Exercise details:
Repeat all of the records verbatim.
** start Record extracts **
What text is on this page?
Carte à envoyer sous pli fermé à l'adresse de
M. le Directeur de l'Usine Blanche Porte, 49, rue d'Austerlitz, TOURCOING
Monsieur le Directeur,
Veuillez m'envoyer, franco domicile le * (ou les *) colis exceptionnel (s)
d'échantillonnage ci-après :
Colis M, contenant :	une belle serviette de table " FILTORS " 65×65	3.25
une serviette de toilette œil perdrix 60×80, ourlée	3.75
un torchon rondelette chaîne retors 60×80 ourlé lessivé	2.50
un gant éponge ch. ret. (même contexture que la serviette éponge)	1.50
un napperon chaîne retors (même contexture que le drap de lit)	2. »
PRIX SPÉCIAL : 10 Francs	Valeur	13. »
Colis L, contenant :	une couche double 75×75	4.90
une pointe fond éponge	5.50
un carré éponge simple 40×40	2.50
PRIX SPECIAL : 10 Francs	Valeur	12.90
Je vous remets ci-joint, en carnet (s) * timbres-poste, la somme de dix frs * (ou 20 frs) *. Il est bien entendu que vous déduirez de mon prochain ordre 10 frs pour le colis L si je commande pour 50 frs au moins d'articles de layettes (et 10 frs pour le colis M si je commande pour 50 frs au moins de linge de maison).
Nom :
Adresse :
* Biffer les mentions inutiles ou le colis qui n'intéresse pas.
** end Record extracts **
The result:
What text is on this page?
Carte à envoyer sous pli fermé à l'adresse de
M. le Directeur de l'Usine Blanche Porte, 49, rue d'Austerlitz, TOURCOING
Monsieur le Directeur,
Veuillez m'envoyer, franco domicile le * (ou les *) colis exceptionnel (s)
d'échantillonnage ci-après :
Colis M, contenant :	une belle serviette de table " FILTORS " 65×65	3.25
une serviette de toilette œil perdrix 60×80, ourlée	3.75
un torchon rondelette chaîne retors 60×80 ourlé lessivé	2.50
un gant éponge ch. ret. (même contexture que la serviette éponge)	1.50
un napperon chaîne retors (même contexture que le drap de lit)	2. »
PRIX SPÉCIAL : 10 Francs	Valeur	13. »
Colis L, contenant :	une couche double 75×75	4.90
une pointe fond éponge	5.50
un carré éponge simple 40×40	2.50
PRIX SPECIAL : 10 Francs	Valeur	12.90
Je vous remets ci-joint, en carnet (s) * timbres-poste, la somme de dix frs * (ou 20 frs) *. Il est bien entendu que vous déduirez de mon prochain ordre 10 frs pour le colis L si je commande pour 50 frs au moins d'articles de layettes (et 10 frs pour le colis M si je commande pour 50 frs au moins de linge de maison).
Nom :
Adresse :
* Biffer les mentions inutiles ou le colis qui n'intéresse pas.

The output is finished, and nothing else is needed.